## Start Data to process
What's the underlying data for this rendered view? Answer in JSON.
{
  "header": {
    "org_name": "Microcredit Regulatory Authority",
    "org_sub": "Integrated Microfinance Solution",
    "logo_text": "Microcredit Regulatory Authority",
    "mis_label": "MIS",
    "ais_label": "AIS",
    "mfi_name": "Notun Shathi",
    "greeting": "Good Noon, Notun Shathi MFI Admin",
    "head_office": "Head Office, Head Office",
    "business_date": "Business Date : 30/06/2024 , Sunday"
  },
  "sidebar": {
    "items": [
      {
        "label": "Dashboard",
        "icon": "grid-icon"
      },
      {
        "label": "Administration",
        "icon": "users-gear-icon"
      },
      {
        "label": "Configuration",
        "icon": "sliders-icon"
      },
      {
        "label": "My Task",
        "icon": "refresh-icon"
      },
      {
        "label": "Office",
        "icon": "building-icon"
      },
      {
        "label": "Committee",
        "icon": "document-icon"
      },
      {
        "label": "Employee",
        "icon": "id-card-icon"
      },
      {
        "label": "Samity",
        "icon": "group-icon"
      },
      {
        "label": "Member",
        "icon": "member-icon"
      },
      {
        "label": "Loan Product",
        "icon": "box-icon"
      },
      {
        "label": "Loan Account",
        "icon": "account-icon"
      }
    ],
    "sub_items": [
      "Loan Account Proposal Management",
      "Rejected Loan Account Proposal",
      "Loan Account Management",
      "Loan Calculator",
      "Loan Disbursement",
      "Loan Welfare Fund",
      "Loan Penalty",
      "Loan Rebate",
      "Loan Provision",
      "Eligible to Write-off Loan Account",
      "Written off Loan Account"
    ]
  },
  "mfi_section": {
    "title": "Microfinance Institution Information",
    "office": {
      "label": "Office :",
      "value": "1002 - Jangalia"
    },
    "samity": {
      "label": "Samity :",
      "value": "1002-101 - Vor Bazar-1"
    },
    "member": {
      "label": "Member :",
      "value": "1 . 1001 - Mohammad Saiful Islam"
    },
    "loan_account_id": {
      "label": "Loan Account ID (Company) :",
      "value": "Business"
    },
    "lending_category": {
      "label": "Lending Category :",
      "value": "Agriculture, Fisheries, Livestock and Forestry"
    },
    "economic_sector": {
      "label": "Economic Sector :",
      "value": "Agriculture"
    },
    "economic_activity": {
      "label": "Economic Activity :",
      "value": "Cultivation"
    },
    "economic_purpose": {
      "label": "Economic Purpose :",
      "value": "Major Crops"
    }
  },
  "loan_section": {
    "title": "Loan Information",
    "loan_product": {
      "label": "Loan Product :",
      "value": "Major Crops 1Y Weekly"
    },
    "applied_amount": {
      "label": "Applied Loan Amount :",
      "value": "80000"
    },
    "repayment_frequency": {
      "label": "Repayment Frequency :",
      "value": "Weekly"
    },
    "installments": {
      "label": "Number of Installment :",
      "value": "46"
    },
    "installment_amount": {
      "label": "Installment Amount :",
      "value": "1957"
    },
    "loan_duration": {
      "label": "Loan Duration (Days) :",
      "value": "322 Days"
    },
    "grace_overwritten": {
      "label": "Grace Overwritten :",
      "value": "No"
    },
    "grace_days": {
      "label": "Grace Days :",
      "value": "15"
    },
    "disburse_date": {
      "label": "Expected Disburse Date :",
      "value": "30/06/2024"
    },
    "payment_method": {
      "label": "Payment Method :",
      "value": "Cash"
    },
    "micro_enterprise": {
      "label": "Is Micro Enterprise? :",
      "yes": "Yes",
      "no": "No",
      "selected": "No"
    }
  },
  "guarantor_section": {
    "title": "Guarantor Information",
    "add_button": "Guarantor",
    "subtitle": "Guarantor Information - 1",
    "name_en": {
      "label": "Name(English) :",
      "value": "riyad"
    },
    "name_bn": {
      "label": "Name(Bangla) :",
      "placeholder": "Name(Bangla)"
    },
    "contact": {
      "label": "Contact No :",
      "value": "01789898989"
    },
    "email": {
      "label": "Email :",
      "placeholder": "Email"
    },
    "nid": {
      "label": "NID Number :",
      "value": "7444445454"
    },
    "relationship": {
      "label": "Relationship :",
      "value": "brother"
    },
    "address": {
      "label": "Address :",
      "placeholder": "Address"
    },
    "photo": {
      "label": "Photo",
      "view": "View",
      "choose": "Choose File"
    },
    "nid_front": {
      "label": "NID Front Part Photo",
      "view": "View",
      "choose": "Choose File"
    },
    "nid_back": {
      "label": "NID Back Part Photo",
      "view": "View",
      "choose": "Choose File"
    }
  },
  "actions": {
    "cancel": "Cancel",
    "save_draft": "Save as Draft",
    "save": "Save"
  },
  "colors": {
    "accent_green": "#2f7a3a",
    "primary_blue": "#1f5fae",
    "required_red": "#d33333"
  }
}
## End Data to process
• [Written task]: Find every line holding the word "Weekly"; give their count and nothing else.

• [In response]: 2